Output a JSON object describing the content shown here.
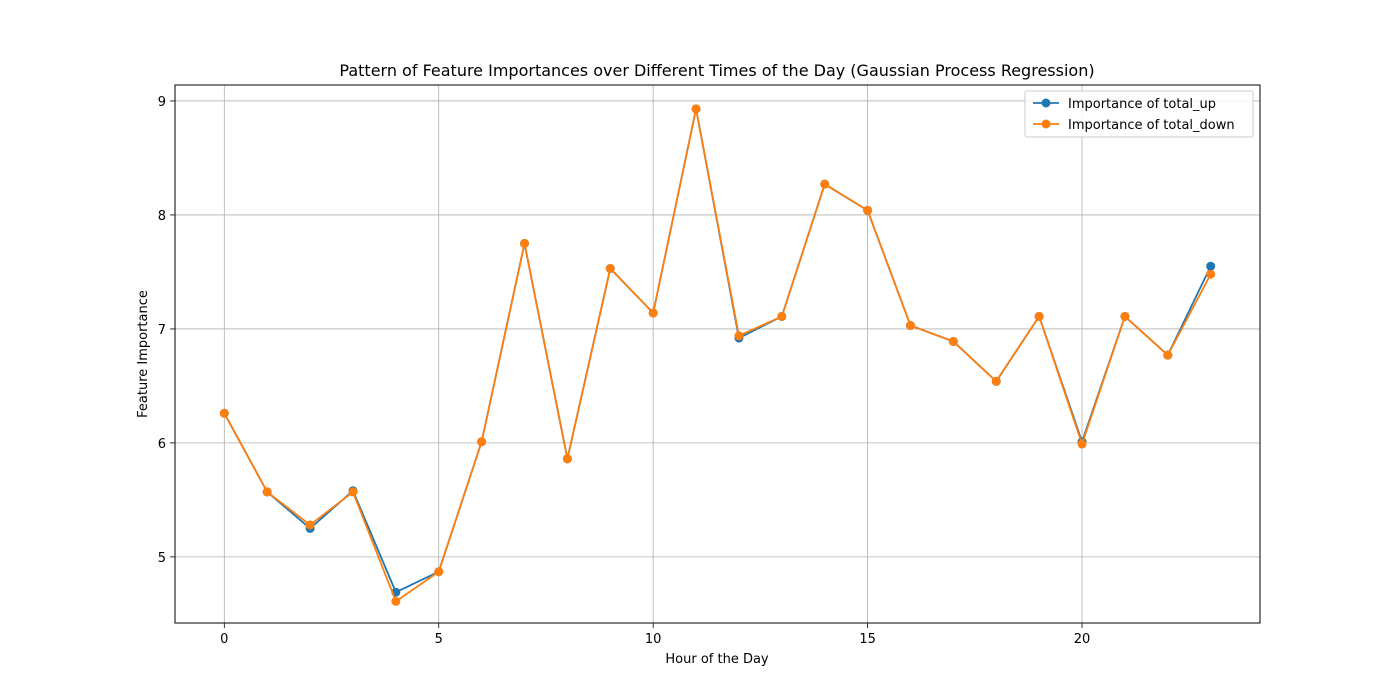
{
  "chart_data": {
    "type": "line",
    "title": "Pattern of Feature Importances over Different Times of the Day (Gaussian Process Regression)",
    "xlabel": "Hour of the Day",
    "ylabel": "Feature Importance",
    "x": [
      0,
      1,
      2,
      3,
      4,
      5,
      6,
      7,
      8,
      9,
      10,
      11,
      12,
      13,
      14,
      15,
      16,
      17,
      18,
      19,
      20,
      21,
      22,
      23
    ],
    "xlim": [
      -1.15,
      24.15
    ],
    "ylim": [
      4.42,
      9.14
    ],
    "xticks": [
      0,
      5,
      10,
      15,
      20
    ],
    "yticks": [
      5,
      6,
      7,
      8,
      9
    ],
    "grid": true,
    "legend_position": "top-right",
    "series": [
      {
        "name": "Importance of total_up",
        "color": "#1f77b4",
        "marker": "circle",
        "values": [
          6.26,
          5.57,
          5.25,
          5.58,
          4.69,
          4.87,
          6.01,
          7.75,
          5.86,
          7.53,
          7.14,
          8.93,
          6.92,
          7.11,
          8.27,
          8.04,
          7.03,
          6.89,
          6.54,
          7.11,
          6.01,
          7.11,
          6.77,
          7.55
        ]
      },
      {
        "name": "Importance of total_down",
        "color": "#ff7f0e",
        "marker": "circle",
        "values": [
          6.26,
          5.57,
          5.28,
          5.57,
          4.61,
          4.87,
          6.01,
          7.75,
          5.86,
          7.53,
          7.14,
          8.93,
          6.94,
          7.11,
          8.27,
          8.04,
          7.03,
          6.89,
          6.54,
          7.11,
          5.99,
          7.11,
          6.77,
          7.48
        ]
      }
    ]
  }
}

--------

_EXERCISE TASK_.
Identify every line above that includes the word "Feature", and show those lines.

_RESULT OF THIS TASK_.
    "title": "Pattern of Feature Importances over Different Times of the Day (Gaussian Process Regression)",
    "ylabel": "Feature Importance",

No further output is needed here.